== Your objective ==
Return the listing below exactly, with the pictures dropped.

== Source records ==

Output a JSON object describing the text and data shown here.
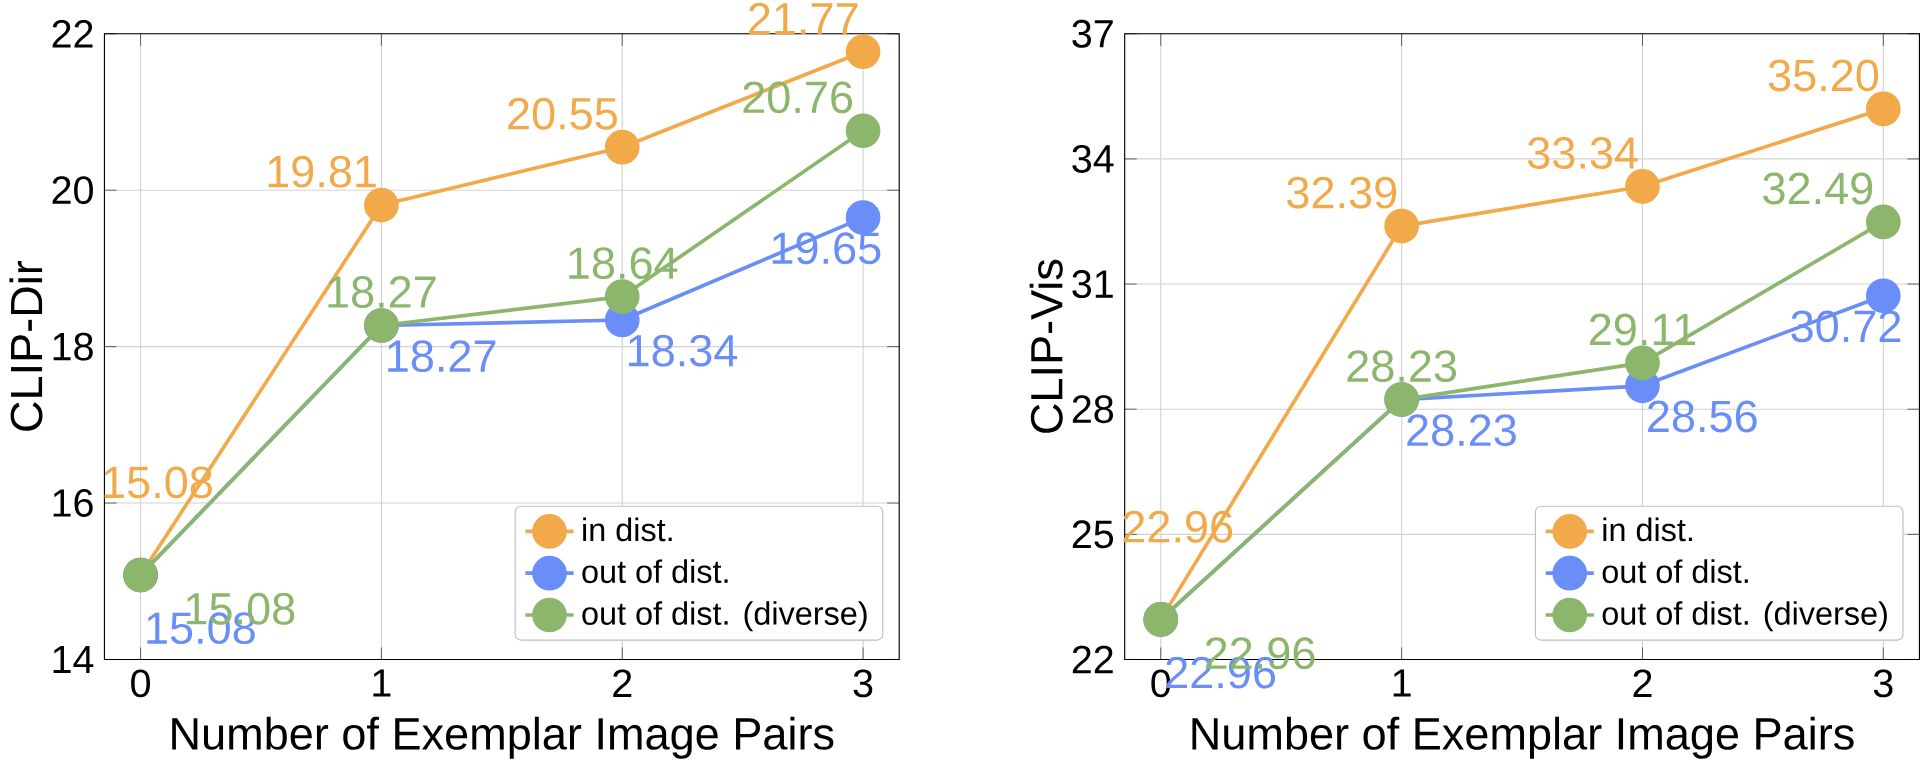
{
  "chart_data": [
    {
      "type": "line",
      "xlabel": "Number of Exemplar Image Pairs",
      "ylabel": "CLIP-Dir",
      "x": [
        0,
        1,
        2,
        3
      ],
      "xlim": [
        -0.15,
        3.15
      ],
      "xticks": [
        0,
        1,
        2,
        3
      ],
      "ylim": [
        14,
        22
      ],
      "yticks": [
        14,
        16,
        18,
        20,
        22
      ],
      "grid": true,
      "legend": "bottom right",
      "marker": "circle",
      "series": [
        {
          "name": "in dist.",
          "color": "#f2a94a",
          "values": [
            15.08,
            19.81,
            20.55,
            21.77
          ],
          "value_labels": [
            "15.08",
            "19.81",
            "20.55",
            "21.77"
          ]
        },
        {
          "name": "out of dist.",
          "color": "#6a8ef7",
          "values": [
            15.08,
            18.27,
            18.34,
            19.65
          ],
          "value_labels": [
            "15.08",
            "18.27",
            "18.34",
            "19.65"
          ]
        },
        {
          "name": "out of dist. (diverse)",
          "color": "#8cb66c",
          "values": [
            15.08,
            18.27,
            18.64,
            20.76
          ],
          "value_labels": [
            "15.08",
            "18.27",
            "18.64",
            "20.76"
          ]
        }
      ]
    },
    {
      "type": "line",
      "xlabel": "Number of Exemplar Image Pairs",
      "ylabel": "CLIP-Vis",
      "x": [
        0,
        1,
        2,
        3
      ],
      "xlim": [
        -0.15,
        3.15
      ],
      "xticks": [
        0,
        1,
        2,
        3
      ],
      "ylim": [
        22,
        37
      ],
      "yticks": [
        22,
        25,
        28,
        31,
        34,
        37
      ],
      "grid": true,
      "legend": "bottom right",
      "marker": "circle",
      "series": [
        {
          "name": "in dist.",
          "color": "#f2a94a",
          "values": [
            22.96,
            32.39,
            33.34,
            35.2
          ],
          "value_labels": [
            "22.96",
            "32.39",
            "33.34",
            "35.20"
          ]
        },
        {
          "name": "out of dist.",
          "color": "#6a8ef7",
          "values": [
            22.96,
            28.23,
            28.56,
            30.72
          ],
          "value_labels": [
            "22.96",
            "28.23",
            "28.56",
            "30.72"
          ]
        },
        {
          "name": "out of dist. (diverse)",
          "color": "#8cb66c",
          "values": [
            22.96,
            28.23,
            29.11,
            32.49
          ],
          "value_labels": [
            "22.96",
            "28.23",
            "29.11",
            "32.49"
          ]
        }
      ]
    }
  ]
}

== Response to this exercise ==
Output a JSON object describing the text and data shown here.
{
  "chart_data": [
    {
      "type": "line",
      "xlabel": "Number of Exemplar Image Pairs",
      "ylabel": "CLIP-Dir",
      "x": [
        0,
        1,
        2,
        3
      ],
      "xlim": [
        -0.15,
        3.15
      ],
      "xticks": [
        0,
        1,
        2,
        3
      ],
      "ylim": [
        14,
        22
      ],
      "yticks": [
        14,
        16,
        18,
        20,
        22
      ],
      "grid": true,
      "legend": "bottom right",
      "marker": "circle",
      "series": [
        {
          "name": "in dist.",
          "color": "#f2a94a",
          "values": [
            15.08,
            19.81,
            20.55,
            21.77
          ],
          "value_labels": [
            "15.08",
            "19.81",
            "20.55",
            "21.77"
          ]
        },
        {
          "name": "out of dist.",
          "color": "#6a8ef7",
          "values": [
            15.08,
            18.27,
            18.34,
            19.65
          ],
          "value_labels": [
            "15.08",
            "18.27",
            "18.34",
            "19.65"
          ]
        },
        {
          "name": "out of dist. (diverse)",
          "color": "#8cb66c",
          "values": [
            15.08,
            18.27,
            18.64,
            20.76
          ],
          "value_labels": [
            "15.08",
            "18.27",
            "18.64",
            "20.76"
          ]
        }
      ]
    },
    {
      "type": "line",
      "xlabel": "Number of Exemplar Image Pairs",
      "ylabel": "CLIP-Vis",
      "x": [
        0,
        1,
        2,
        3
      ],
      "xlim": [
        -0.15,
        3.15
      ],
      "xticks": [
        0,
        1,
        2,
        3
      ],
      "ylim": [
        22,
        37
      ],
      "yticks": [
        22,
        25,
        28,
        31,
        34,
        37
      ],
      "grid": true,
      "legend": "bottom right",
      "marker": "circle",
      "series": [
        {
          "name": "in dist.",
          "color": "#f2a94a",
          "values": [
            22.96,
            32.39,
            33.34,
            35.2
          ],
          "value_labels": [
            "22.96",
            "32.39",
            "33.34",
            "35.20"
          ]
        },
        {
          "name": "out of dist.",
          "color": "#6a8ef7",
          "values": [
            22.96,
            28.23,
            28.56,
            30.72
          ],
          "value_labels": [
            "22.96",
            "28.23",
            "28.56",
            "30.72"
          ]
        },
        {
          "name": "out of dist. (diverse)",
          "color": "#8cb66c",
          "values": [
            22.96,
            28.23,
            29.11,
            32.49
          ],
          "value_labels": [
            "22.96",
            "28.23",
            "29.11",
            "32.49"
          ]
        }
      ]
    }
  ]
}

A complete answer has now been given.